Type out every line below exactly as it reads.

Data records
↓↓↓

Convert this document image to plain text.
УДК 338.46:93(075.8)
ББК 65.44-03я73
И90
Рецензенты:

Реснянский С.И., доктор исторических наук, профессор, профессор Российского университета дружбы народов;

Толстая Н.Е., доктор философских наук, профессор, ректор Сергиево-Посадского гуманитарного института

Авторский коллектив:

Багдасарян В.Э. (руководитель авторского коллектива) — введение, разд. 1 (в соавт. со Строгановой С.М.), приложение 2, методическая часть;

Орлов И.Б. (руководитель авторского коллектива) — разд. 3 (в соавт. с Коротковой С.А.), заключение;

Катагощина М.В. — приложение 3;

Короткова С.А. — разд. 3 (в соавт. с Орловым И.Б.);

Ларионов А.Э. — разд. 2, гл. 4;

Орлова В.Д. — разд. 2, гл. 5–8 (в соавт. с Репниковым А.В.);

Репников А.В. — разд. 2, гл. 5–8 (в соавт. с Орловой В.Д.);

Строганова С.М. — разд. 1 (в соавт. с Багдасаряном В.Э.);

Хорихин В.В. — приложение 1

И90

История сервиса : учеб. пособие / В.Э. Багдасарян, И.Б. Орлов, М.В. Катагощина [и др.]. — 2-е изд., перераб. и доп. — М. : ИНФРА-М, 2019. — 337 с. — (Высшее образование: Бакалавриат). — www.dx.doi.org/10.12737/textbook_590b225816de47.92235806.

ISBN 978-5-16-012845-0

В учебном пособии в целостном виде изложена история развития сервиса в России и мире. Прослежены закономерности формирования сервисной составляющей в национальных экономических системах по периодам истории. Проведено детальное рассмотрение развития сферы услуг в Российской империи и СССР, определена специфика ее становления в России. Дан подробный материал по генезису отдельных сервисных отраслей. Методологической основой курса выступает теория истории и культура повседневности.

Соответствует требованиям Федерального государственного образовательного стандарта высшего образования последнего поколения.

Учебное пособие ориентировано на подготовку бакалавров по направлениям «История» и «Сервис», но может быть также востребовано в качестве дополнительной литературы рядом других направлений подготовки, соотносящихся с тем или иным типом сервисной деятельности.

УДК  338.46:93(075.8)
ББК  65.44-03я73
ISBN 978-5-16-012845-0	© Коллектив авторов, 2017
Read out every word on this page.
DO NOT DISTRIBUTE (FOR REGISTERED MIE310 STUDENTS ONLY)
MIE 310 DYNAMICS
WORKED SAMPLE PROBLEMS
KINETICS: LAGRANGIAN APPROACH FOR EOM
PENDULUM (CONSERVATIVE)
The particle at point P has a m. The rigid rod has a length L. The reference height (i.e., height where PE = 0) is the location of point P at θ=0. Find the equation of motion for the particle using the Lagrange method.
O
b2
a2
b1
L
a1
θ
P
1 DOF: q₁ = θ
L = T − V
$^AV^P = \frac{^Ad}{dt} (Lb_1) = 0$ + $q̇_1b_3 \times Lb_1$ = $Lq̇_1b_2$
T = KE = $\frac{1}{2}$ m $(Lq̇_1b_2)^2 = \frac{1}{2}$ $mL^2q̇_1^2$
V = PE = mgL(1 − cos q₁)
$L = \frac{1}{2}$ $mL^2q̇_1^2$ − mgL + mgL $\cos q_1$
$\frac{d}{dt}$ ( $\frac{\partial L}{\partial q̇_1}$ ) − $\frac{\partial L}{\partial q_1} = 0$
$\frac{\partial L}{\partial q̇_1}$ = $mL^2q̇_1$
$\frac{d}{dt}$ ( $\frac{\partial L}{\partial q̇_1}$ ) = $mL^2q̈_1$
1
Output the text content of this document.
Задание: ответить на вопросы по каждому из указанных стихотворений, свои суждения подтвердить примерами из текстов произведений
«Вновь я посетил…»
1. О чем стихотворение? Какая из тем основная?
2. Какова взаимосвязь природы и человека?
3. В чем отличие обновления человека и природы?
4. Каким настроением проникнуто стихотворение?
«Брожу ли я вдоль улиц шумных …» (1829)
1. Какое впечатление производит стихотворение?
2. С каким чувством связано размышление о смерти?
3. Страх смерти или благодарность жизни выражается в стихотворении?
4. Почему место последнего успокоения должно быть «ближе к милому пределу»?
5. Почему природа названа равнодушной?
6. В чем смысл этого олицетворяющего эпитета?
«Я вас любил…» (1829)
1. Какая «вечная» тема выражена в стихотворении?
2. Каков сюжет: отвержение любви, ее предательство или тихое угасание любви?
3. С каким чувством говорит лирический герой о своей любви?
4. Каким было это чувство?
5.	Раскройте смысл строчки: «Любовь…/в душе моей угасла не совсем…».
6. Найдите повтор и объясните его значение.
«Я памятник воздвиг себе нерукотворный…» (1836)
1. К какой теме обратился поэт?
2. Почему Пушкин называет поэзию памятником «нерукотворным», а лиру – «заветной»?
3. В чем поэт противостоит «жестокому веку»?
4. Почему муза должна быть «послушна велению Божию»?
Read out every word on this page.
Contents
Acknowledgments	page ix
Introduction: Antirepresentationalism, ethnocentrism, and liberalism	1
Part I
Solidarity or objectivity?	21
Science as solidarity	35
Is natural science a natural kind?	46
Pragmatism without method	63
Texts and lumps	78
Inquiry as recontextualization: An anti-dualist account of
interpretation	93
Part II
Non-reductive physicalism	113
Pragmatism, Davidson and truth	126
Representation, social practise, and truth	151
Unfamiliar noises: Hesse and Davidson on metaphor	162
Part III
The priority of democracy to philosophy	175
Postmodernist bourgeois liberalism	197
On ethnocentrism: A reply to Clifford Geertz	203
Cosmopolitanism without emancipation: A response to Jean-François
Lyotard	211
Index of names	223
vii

↑↑↑

**COMPLETED EXERCISE:**
Convert this document image to plain text.
УДК 338.46:93(075.8)
ББК 65.44-03я73
И90
Рецензенты:

Реснянский С.И., доктор исторических наук, профессор, профессор Российского университета дружбы народов;

Толстая Н.Е., доктор философских наук, профессор, ректор Сергиево-Посадского гуманитарного института

Авторский коллектив:

Багдасарян В.Э. (руководитель авторского коллектива) — введение, разд. 1 (в соавт. со Строгановой С.М.), приложение 2, методическая часть;

Орлов И.Б. (руководитель авторского коллектива) — разд. 3 (в соавт. с Коротковой С.А.), заключение;

Катагощина М.В. — приложение 3;

Короткова С.А. — разд. 3 (в соавт. с Орловым И.Б.);

Ларионов А.Э. — разд. 2, гл. 4;

Орлова В.Д. — разд. 2, гл. 5–8 (в соавт. с Репниковым А.В.);

Репников А.В. — разд. 2, гл. 5–8 (в соавт. с Орловой В.Д.);

Строганова С.М. — разд. 1 (в соавт. с Багдасаряном В.Э.);

Хорихин В.В. — приложение 1

И90

История сервиса : учеб. пособие / В.Э. Багдасарян, И.Б. Орлов, М.В. Катагощина [и др.]. — 2-е изд., перераб. и доп. — М. : ИНФРА-М, 2019. — 337 с. — (Высшее образование: Бакалавриат). — www.dx.doi.org/10.12737/textbook_590b225816de47.92235806.

ISBN 978-5-16-012845-0

В учебном пособии в целостном виде изложена история развития сервиса в России и мире. Прослежены закономерности формирования сервисной составляющей в национальных экономических системах по периодам истории. Проведено детальное рассмотрение развития сферы услуг в Российской империи и СССР, определена специфика ее становления в России. Дан подробный материал по генезису отдельных сервисных отраслей. Методологической основой курса выступает теория истории и культура повседневности.

Соответствует требованиям Федерального государственного образовательного стандарта высшего образования последнего поколения.

Учебное пособие ориентировано на подготовку бакалавров по направлениям «История» и «Сервис», но может быть также востребовано в качестве дополнительной литературы рядом других направлений подготовки, соотносящихся с тем или иным типом сервисной деятельности.

УДК  338.46:93(075.8)
ББК  65.44-03я73
ISBN 978-5-16-012845-0	© Коллектив авторов, 2017
Read out every word on this page.
DO NOT DISTRIBUTE (FOR REGISTERED MIE310 STUDENTS ONLY)
MIE 310 DYNAMICS
WORKED SAMPLE PROBLEMS
KINETICS: LAGRANGIAN APPROACH FOR EOM
PENDULUM (CONSERVATIVE)
The particle at point P has a m. The rigid rod has a length L. The reference height (i.e., height where PE = 0) is the location of point P at θ=0. Find the equation of motion for the particle using the Lagrange method.
O
b2
a2
b1
L
a1
θ
P
1 DOF: q₁ = θ
L = T − V
$^AV^P = \frac{^Ad}{dt} (Lb_1) = 0$ + $q̇_1b_3 \times Lb_1$ = $Lq̇_1b_2$
T = KE = $\frac{1}{2}$ m $(Lq̇_1b_2)^2 = \frac{1}{2}$ $mL^2q̇_1^2$
V = PE = mgL(1 − cos q₁)
$L = \frac{1}{2}$ $mL^2q̇_1^2$ − mgL + mgL $\cos q_1$
$\frac{d}{dt}$ ( $\frac{\partial L}{\partial q̇_1}$ ) − $\frac{\partial L}{\partial q_1} = 0$
$\frac{\partial L}{\partial q̇_1}$ = $mL^2q̇_1$
$\frac{d}{dt}$ ( $\frac{\partial L}{\partial q̇_1}$ ) = $mL^2q̈_1$
1
Output the text content of this document.
Задание: ответить на вопросы по каждому из указанных стихотворений, свои суждения подтвердить примерами из текстов произведений
«Вновь я посетил…»
1. О чем стихотворение? Какая из тем основная?
2. Какова взаимосвязь природы и человека?
3. В чем отличие обновления человека и природы?
4. Каким настроением проникнуто стихотворение?
«Брожу ли я вдоль улиц шумных …» (1829)
1. Какое впечатление производит стихотворение?
2. С каким чувством связано размышление о смерти?
3. Страх смерти или благодарность жизни выражается в стихотворении?
4. Почему место последнего успокоения должно быть «ближе к милому пределу»?
5. Почему природа названа равнодушной?
6. В чем смысл этого олицетворяющего эпитета?
«Я вас любил…» (1829)
1. Какая «вечная» тема выражена в стихотворении?
2. Каков сюжет: отвержение любви, ее предательство или тихое угасание любви?
3. С каким чувством говорит лирический герой о своей любви?
4. Каким было это чувство?
5.	Раскройте смысл строчки: «Любовь…/в душе моей угасла не совсем…».
6. Найдите повтор и объясните его значение.
«Я памятник воздвиг себе нерукотворный…» (1836)
1. К какой теме обратился поэт?
2. Почему Пушкин называет поэзию памятником «нерукотворным», а лиру – «заветной»?
3. В чем поэт противостоит «жестокому веку»?
4. Почему муза должна быть «послушна велению Божию»?
Read out every word on this page.
Contents
Acknowledgments	page ix
Introduction: Antirepresentationalism, ethnocentrism, and liberalism	1
Part I
Solidarity or objectivity?	21
Science as solidarity	35
Is natural science a natural kind?	46
Pragmatism without method	63
Texts and lumps	78
Inquiry as recontextualization: An anti-dualist account of
interpretation	93
Part II
Non-reductive physicalism	113
Pragmatism, Davidson and truth	126
Representation, social practise, and truth	151
Unfamiliar noises: Hesse and Davidson on metaphor	162
Part III
The priority of democracy to philosophy	175
Postmodernist bourgeois liberalism	197
On ethnocentrism: A reply to Clifford Geertz	203
Cosmopolitanism without emancipation: A response to Jean-François
Lyotard	211
Index of names	223
vii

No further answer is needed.